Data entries
===============

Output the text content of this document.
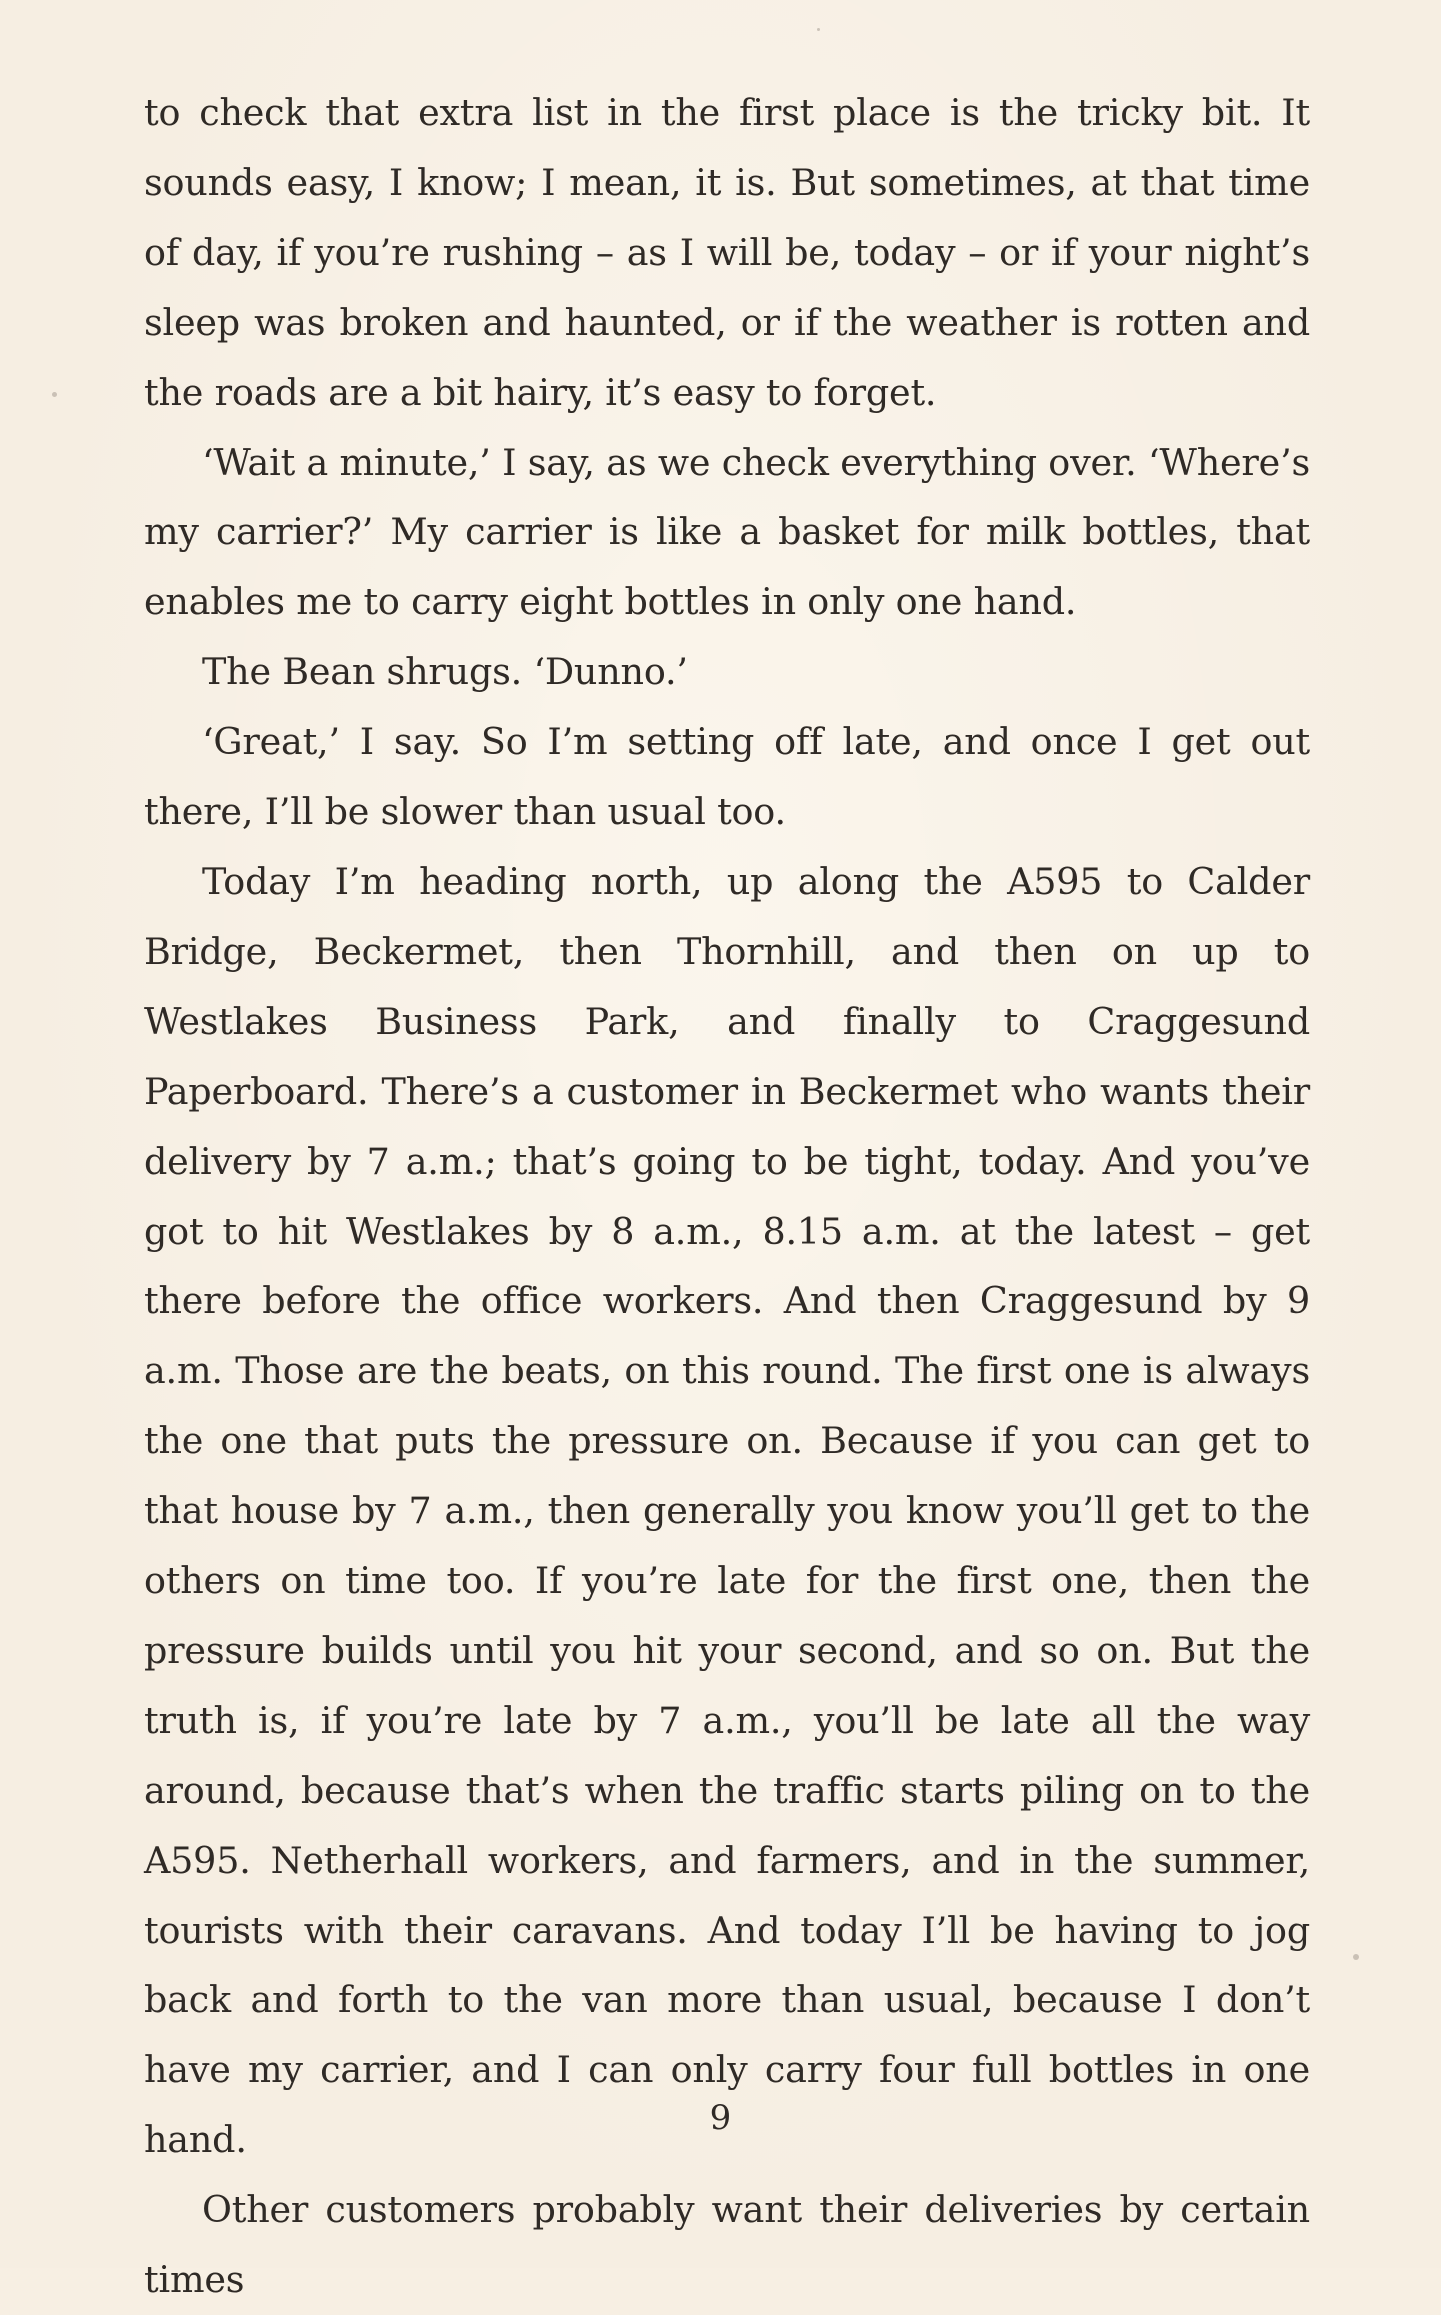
to check that extra list in the first place is the tricky bit. It sounds easy, I know; I mean, it is. But sometimes, at that time of day, if you’re rushing – as I will be, today – or if your night’s sleep was broken and haunted, or if the weather is rotten and the roads are a bit hairy, it’s easy to forget.

‘Wait a minute,’ I say, as we check everything over. ‘Where’s my carrier?’ My carrier is like a basket for milk bottles, that enables me to carry eight bottles in only one hand.

The Bean shrugs. ‘Dunno.’

‘Great,’ I say. So I’m setting off late, and once I get out there, I’ll be slower than usual too.

Today I’m heading north, up along the A595 to Calder Bridge, Beckermet, then Thornhill, and then on up to Westlakes Business Park, and finally to Craggesund Paperboard. There’s a customer in Beckermet who wants their delivery by 7 a.m.; that’s going to be tight, today. And you’ve got to hit Westlakes by 8 a.m., 8.15 a.m. at the latest – get there before the office workers. And then Craggesund by 9 a.m. Those are the beats, on this round. The first one is always the one that puts the pressure on. Because if you can get to that house by 7 a.m., then generally you know you’ll get to the others on time too. If you’re late for the first one, then the pressure builds until you hit your second, and so on. But the truth is, if you’re late by 7 a.m., you’ll be late all the way around, because that’s when the traffic starts piling on to the A595. Netherhall workers, and farmers, and in the summer, tourists with their caravans. And today I’ll be having to jog back and forth to the van more than usual, because I don’t have my carrier, and I can only carry four full bottles in one hand.

Other customers probably want their deliveries by certain times

9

===============

# Work to do
Take every line that includes the string "carry" and copy it.

# Exercise response
‘Wait a minute,’ I say, as we check everything over. ‘Where’s my carrier?’ My carrier is like a basket for milk bottles, that enables me to carry eight bottles in only one hand.
Today I’m heading north, up along the A595 to Calder Bridge, Beckermet, then Thornhill, and then on up to Westlakes Business Park, and finally to Craggesund Paperboard. There’s a customer in Beckermet who wants their delivery by 7 a.m.; that’s going to be tight, today. And you’ve got to hit Westlakes by 8 a.m., 8.15 a.m. at the latest – get there before the office workers. And then Craggesund by 9 a.m. Those are the beats, on this round. The first one is always the one that puts the pressure on. Because if you can get to that house by 7 a.m., then generally you know you’ll get to the others on time too. If you’re late for the first one, then the pressure builds until you hit your second, and so on. But the truth is, if you’re late by 7 a.m., you’ll be late all the way around, because that’s when the traffic starts piling on to the A595. Netherhall workers, and farmers, and in the summer, tourists with their caravans. And today I’ll be having to jog back and forth to the van more than usual, because I don’t have my carrier, and I can only carry four full bottles in one hand.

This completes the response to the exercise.